◆ Records supplied:
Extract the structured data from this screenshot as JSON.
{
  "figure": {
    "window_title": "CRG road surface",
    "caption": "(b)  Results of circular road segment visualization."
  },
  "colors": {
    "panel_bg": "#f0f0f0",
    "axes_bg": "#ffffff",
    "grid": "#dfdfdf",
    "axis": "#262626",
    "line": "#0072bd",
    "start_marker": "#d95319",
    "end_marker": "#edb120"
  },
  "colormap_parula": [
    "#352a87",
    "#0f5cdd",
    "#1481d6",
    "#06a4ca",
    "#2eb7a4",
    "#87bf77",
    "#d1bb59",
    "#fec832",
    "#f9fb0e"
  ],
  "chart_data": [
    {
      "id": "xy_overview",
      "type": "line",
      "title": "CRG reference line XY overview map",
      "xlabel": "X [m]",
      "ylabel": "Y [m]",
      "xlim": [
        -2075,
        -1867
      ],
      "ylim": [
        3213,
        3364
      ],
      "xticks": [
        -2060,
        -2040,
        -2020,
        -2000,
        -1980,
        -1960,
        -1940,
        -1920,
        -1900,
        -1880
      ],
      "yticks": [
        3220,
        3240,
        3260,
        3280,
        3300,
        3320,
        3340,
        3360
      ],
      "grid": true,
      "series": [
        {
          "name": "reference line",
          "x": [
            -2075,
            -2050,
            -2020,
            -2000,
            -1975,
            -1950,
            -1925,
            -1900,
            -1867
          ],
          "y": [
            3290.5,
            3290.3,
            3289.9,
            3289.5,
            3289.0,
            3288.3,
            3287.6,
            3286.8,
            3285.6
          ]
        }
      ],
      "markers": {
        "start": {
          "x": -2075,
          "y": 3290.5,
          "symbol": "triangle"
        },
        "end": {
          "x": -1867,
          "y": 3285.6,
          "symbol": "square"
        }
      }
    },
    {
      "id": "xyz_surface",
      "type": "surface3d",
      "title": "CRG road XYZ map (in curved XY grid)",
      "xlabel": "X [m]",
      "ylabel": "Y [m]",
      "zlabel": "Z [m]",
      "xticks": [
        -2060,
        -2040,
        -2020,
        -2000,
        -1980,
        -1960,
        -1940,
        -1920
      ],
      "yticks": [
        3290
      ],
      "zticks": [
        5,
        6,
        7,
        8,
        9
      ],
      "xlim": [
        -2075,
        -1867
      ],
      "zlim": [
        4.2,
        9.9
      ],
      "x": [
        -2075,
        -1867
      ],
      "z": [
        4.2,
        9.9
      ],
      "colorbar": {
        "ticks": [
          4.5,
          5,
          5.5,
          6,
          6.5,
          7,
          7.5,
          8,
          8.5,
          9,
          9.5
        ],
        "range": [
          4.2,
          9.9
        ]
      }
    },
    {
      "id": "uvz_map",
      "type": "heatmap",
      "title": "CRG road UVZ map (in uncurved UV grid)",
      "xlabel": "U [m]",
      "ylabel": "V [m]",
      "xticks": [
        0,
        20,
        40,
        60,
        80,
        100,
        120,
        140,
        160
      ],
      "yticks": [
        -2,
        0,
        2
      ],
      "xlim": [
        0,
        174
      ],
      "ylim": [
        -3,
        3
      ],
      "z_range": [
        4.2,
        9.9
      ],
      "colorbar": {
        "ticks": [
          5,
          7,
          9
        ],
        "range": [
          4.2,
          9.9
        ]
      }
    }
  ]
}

◆ Exercise goal: Copy out every line of the data that includes the word "type".

◆ Response to this exercise:
      "type": "line",
      "type": "surface3d",
      "type": "heatmap",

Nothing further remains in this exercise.